Data for this exercise:
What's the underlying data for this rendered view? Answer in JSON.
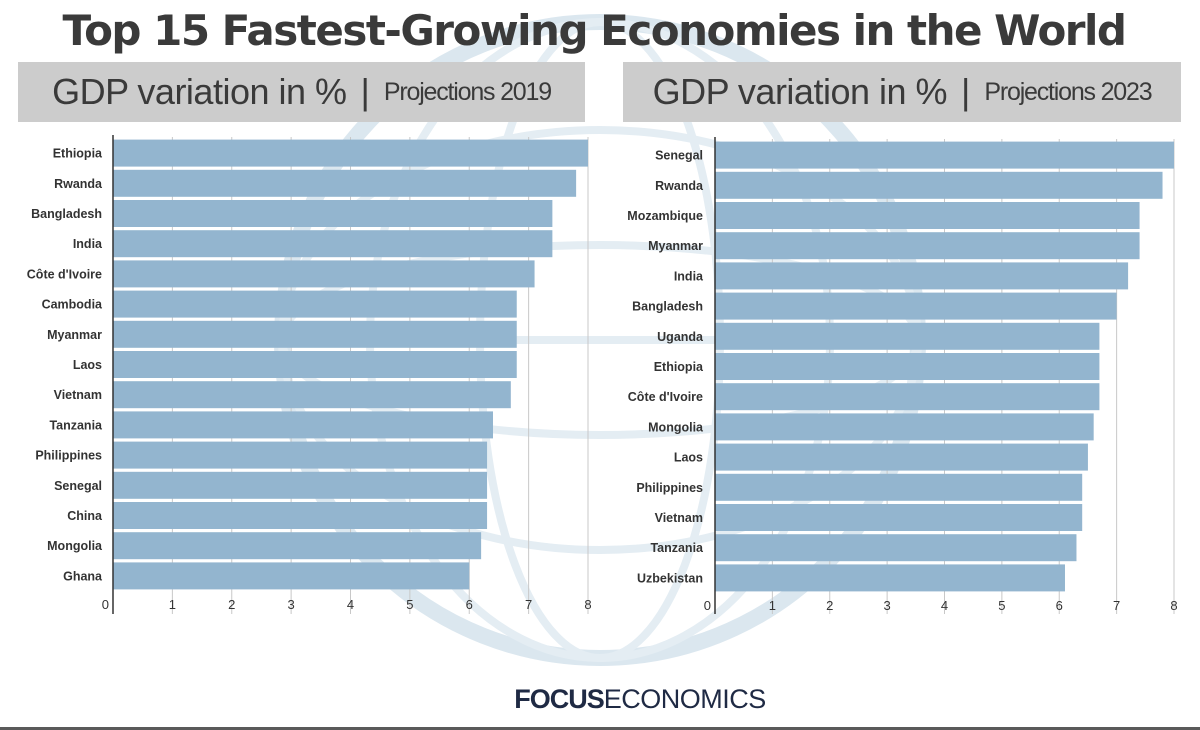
{
  "title": "Top 15 Fastest-Growing Economies in the World",
  "footer": {
    "brand_bold": "FOCUS",
    "brand_regular": "ECONOMICS"
  },
  "colors": {
    "bar": "#93b5cf",
    "axis": "#333333",
    "grid": "#c8c8c8",
    "header_bg": "#cccccc",
    "globe": "#dbe7ef"
  },
  "chart_data": [
    {
      "type": "bar",
      "orientation": "horizontal",
      "title": "GDP variation in %",
      "subtitle": "Projections 2019",
      "categories": [
        "Ethiopia",
        "Rwanda",
        "Bangladesh",
        "India",
        "Côte d'Ivoire",
        "Cambodia",
        "Myanmar",
        "Laos",
        "Vietnam",
        "Tanzania",
        "Philippines",
        "Senegal",
        "China",
        "Mongolia",
        "Ghana"
      ],
      "values": [
        8.0,
        7.8,
        7.4,
        7.4,
        7.1,
        6.8,
        6.8,
        6.8,
        6.7,
        6.4,
        6.3,
        6.3,
        6.3,
        6.2,
        6.0
      ],
      "xlim": [
        0,
        8
      ],
      "xticks": [
        "0",
        "1",
        "2",
        "3",
        "4",
        "5",
        "6",
        "7",
        "8"
      ],
      "grid": true
    },
    {
      "type": "bar",
      "orientation": "horizontal",
      "title": "GDP variation in %",
      "subtitle": "Projections 2023",
      "categories": [
        "Senegal",
        "Rwanda",
        "Mozambique",
        "Myanmar",
        "India",
        "Bangladesh",
        "Uganda",
        "Ethiopia",
        "Côte d'Ivoire",
        "Mongolia",
        "Laos",
        "Philippines",
        "Vietnam",
        "Tanzania",
        "Uzbekistan"
      ],
      "values": [
        8.0,
        7.8,
        7.4,
        7.4,
        7.2,
        7.0,
        6.7,
        6.7,
        6.7,
        6.6,
        6.5,
        6.4,
        6.4,
        6.3,
        6.1
      ],
      "xlim": [
        0,
        8
      ],
      "xticks": [
        "0",
        "1",
        "2",
        "3",
        "4",
        "5",
        "6",
        "7",
        "8"
      ],
      "grid": true
    }
  ]
}
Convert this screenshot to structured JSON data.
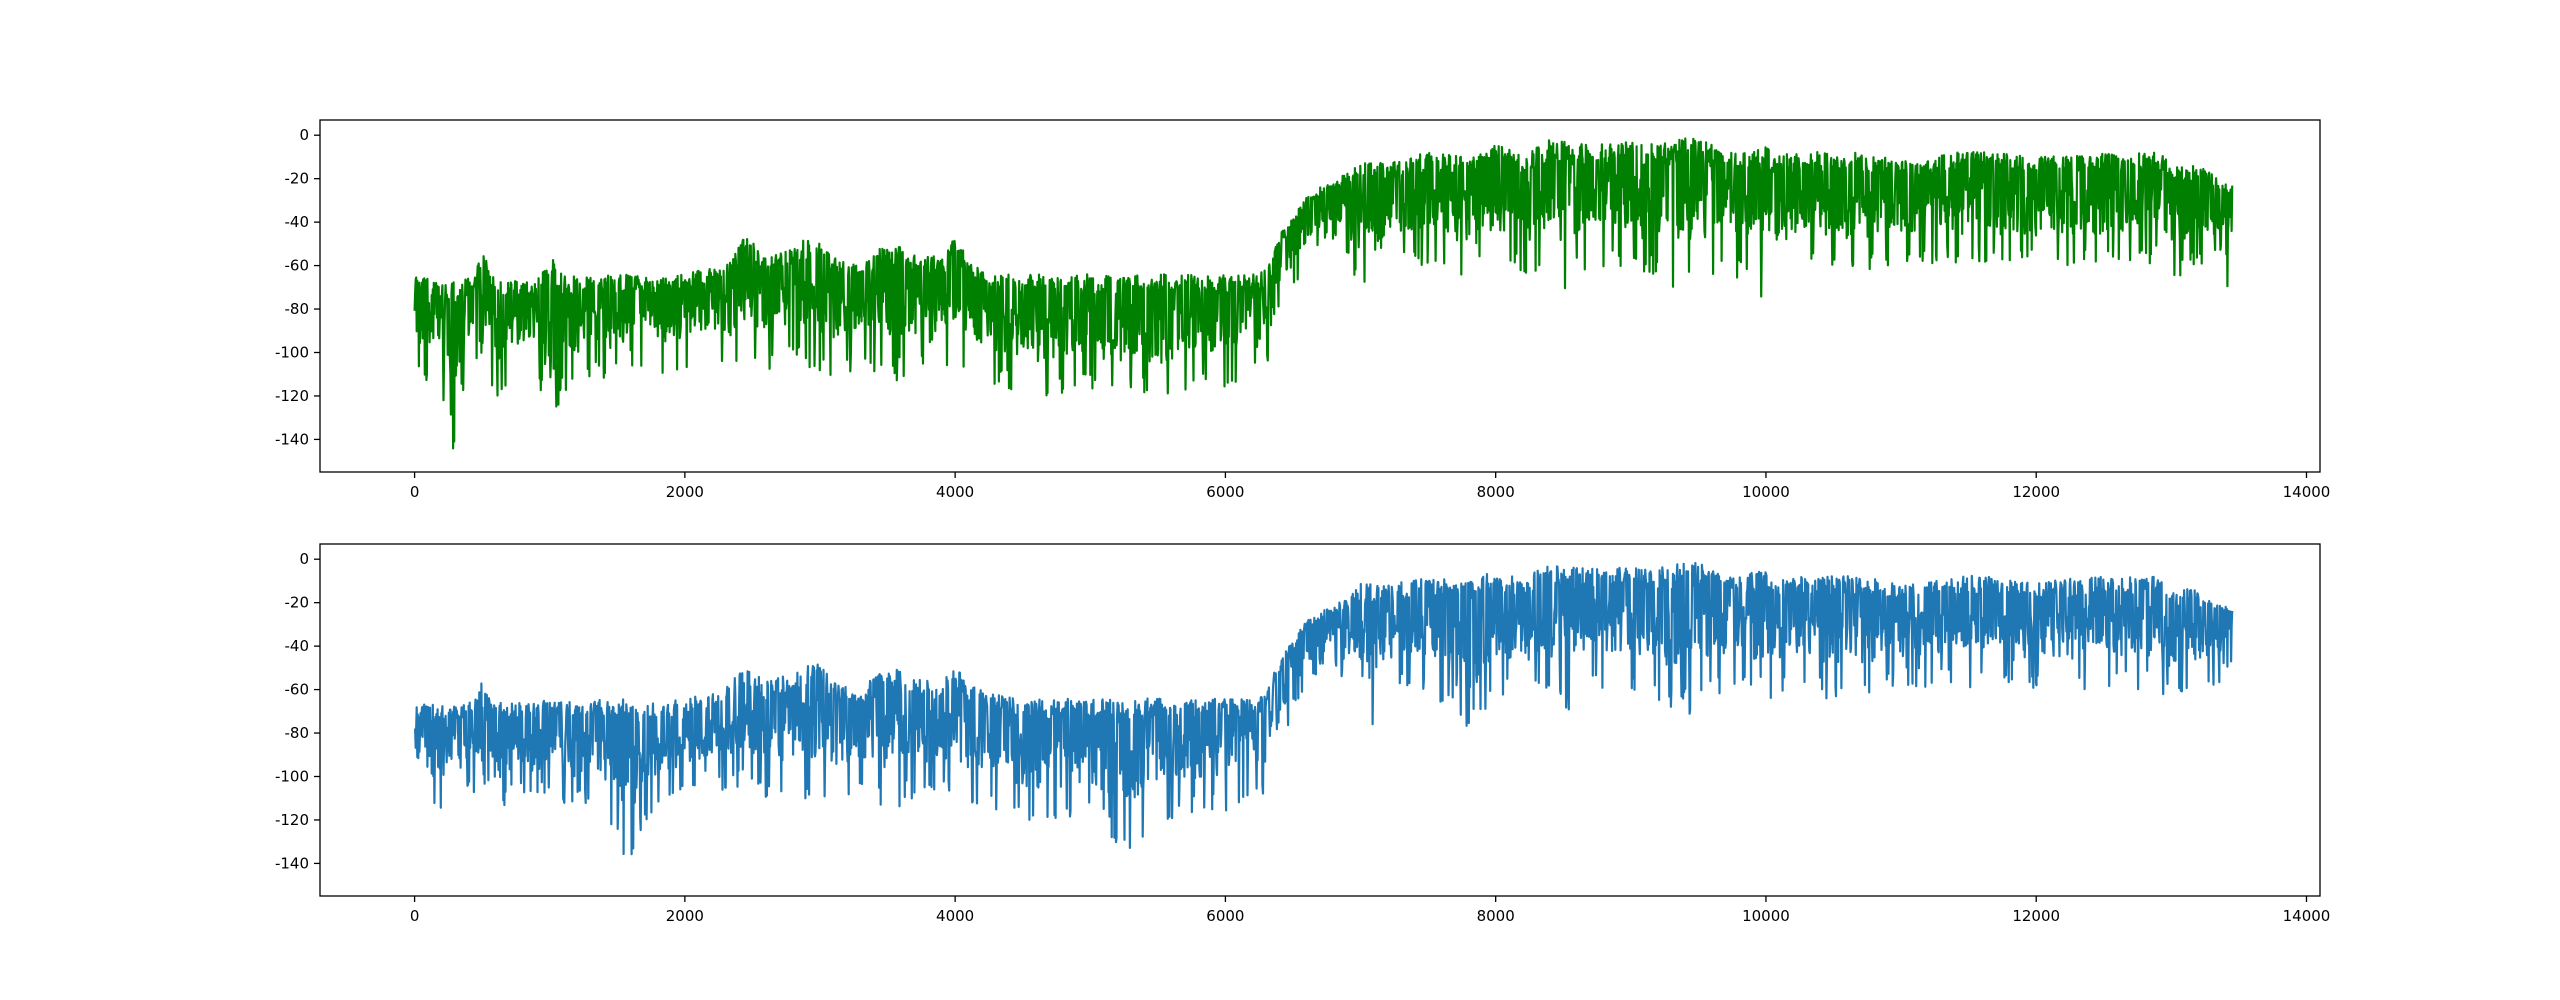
{
  "chart_data": [
    {
      "type": "line",
      "title": "",
      "xlabel": "",
      "ylabel": "",
      "xlim": [
        -700,
        14100
      ],
      "ylim": [
        -155,
        7
      ],
      "xticks": [
        0,
        2000,
        4000,
        6000,
        8000,
        10000,
        12000,
        14000
      ],
      "yticks": [
        0,
        -20,
        -40,
        -60,
        -80,
        -100,
        -120,
        -140
      ],
      "x_range": [
        0,
        13450
      ],
      "color": "#008000",
      "grid": false,
      "legend": "none",
      "series": [
        {
          "name": "",
          "x": [
            0,
            10,
            30,
            60,
            100,
            200,
            290,
            350,
            450,
            500,
            600,
            700,
            900,
            1020,
            1100,
            1300,
            1600,
            1800,
            2000,
            2200,
            2300,
            2450,
            2600,
            2800,
            2950,
            3100,
            3300,
            3500,
            3700,
            3900,
            4000,
            4100,
            4300,
            4600,
            5000,
            5400,
            5500,
            5700,
            6000,
            6200,
            6300,
            6340,
            6400,
            6500,
            6600,
            6700,
            6800,
            6900,
            7000,
            7100,
            7200,
            7500,
            7800,
            8000,
            8200,
            8400,
            8500,
            8700,
            9000,
            9200,
            9400,
            9500,
            9700,
            10000,
            10100,
            10300,
            10500,
            10800,
            11000,
            11500,
            12000,
            12500,
            12900,
            13000,
            13200,
            13350,
            13400,
            13420,
            13450
          ],
          "high": [
            -70,
            -63,
            -64,
            -65,
            -66,
            -66,
            -67,
            -67,
            -63,
            -54,
            -66,
            -66,
            -66,
            -57,
            -65,
            -65,
            -64,
            -66,
            -64,
            -60,
            -60,
            -46,
            -56,
            -52,
            -45,
            -56,
            -60,
            -47,
            -55,
            -56,
            -46,
            -58,
            -62,
            -64,
            -64,
            -64,
            -64,
            -64,
            -64,
            -64,
            -62,
            -55,
            -45,
            -38,
            -28,
            -24,
            -22,
            -17,
            -8,
            -12,
            -12,
            -8,
            -10,
            -4,
            -9,
            -2,
            -3,
            -4,
            -3,
            -4,
            -1,
            -1,
            -8,
            -5,
            -9,
            -8,
            -7,
            -9,
            -12,
            -7,
            -10,
            -8,
            -8,
            -12,
            -14,
            -20,
            -21,
            -22,
            -22
          ],
          "low": [
            -104,
            -118,
            -108,
            -126,
            -110,
            -118,
            -148,
            -120,
            -108,
            -100,
            -134,
            -112,
            -108,
            -144,
            -118,
            -112,
            -115,
            -110,
            -108,
            -103,
            -110,
            -104,
            -108,
            -105,
            -108,
            -112,
            -108,
            -115,
            -110,
            -112,
            -108,
            -113,
            -115,
            -121,
            -118,
            -121,
            -125,
            -118,
            -116,
            -113,
            -110,
            -92,
            -80,
            -70,
            -60,
            -50,
            -48,
            -60,
            -70,
            -78,
            -62,
            -60,
            -67,
            -62,
            -65,
            -60,
            -72,
            -60,
            -62,
            -68,
            -72,
            -70,
            -60,
            -80,
            -65,
            -60,
            -68,
            -62,
            -58,
            -60,
            -62,
            -60,
            -60,
            -68,
            -60,
            -58,
            -50,
            -82,
            -50
          ]
        }
      ]
    },
    {
      "type": "line",
      "title": "",
      "xlabel": "",
      "ylabel": "",
      "xlim": [
        -700,
        14100
      ],
      "ylim": [
        -155,
        7
      ],
      "xticks": [
        0,
        2000,
        4000,
        6000,
        8000,
        10000,
        12000,
        14000
      ],
      "yticks": [
        0,
        -20,
        -40,
        -60,
        -80,
        -100,
        -120,
        -140
      ],
      "x_range": [
        0,
        13450
      ],
      "color": "#1f77b4",
      "grid": false,
      "legend": "none",
      "series": [
        {
          "name": "",
          "x": [
            0,
            10,
            30,
            60,
            100,
            200,
            290,
            350,
            450,
            500,
            600,
            700,
            900,
            1020,
            1100,
            1300,
            1580,
            1800,
            2000,
            2200,
            2300,
            2450,
            2600,
            2800,
            2950,
            3100,
            3300,
            3500,
            3700,
            3900,
            4000,
            4100,
            4300,
            4600,
            5000,
            5300,
            5500,
            5700,
            6000,
            6200,
            6300,
            6340,
            6400,
            6500,
            6600,
            6700,
            6800,
            6900,
            7000,
            7100,
            7200,
            7500,
            7800,
            8000,
            8200,
            8400,
            8500,
            8700,
            9000,
            9200,
            9400,
            9500,
            9700,
            10000,
            10100,
            10300,
            10500,
            10800,
            11000,
            11500,
            12000,
            12500,
            12900,
            13000,
            13200,
            13350,
            13400,
            13420,
            13450
          ],
          "high": [
            -67,
            -66,
            -68,
            -66,
            -66,
            -67,
            -67,
            -66,
            -64,
            -55,
            -66,
            -66,
            -66,
            -63,
            -65,
            -65,
            -64,
            -66,
            -64,
            -62,
            -60,
            -47,
            -56,
            -52,
            -45,
            -56,
            -60,
            -48,
            -55,
            -56,
            -48,
            -58,
            -62,
            -64,
            -64,
            -64,
            -64,
            -64,
            -64,
            -64,
            -62,
            -55,
            -45,
            -38,
            -28,
            -24,
            -22,
            -17,
            -10,
            -12,
            -12,
            -8,
            -10,
            -5,
            -9,
            -2,
            -3,
            -4,
            -3,
            -4,
            -1,
            -1,
            -8,
            -5,
            -9,
            -8,
            -7,
            -9,
            -12,
            -7,
            -10,
            -8,
            -8,
            -12,
            -14,
            -20,
            -21,
            -22,
            -22
          ],
          "low": [
            -84,
            -93,
            -110,
            -95,
            -118,
            -115,
            -103,
            -110,
            -108,
            -100,
            -120,
            -112,
            -108,
            -110,
            -116,
            -112,
            -139,
            -112,
            -108,
            -103,
            -110,
            -104,
            -112,
            -105,
            -115,
            -112,
            -108,
            -118,
            -110,
            -112,
            -108,
            -113,
            -115,
            -125,
            -118,
            -140,
            -122,
            -118,
            -116,
            -113,
            -110,
            -90,
            -92,
            -70,
            -60,
            -50,
            -48,
            -60,
            -70,
            -78,
            -62,
            -60,
            -85,
            -62,
            -65,
            -60,
            -72,
            -60,
            -62,
            -68,
            -72,
            -70,
            -60,
            -65,
            -65,
            -60,
            -68,
            -62,
            -58,
            -60,
            -62,
            -60,
            -60,
            -68,
            -60,
            -58,
            -50,
            -52,
            -52
          ]
        }
      ]
    }
  ]
}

The problem: Examine the data above and state how many of its lines contain the word "JSON", with no further remarks.

Written response: 2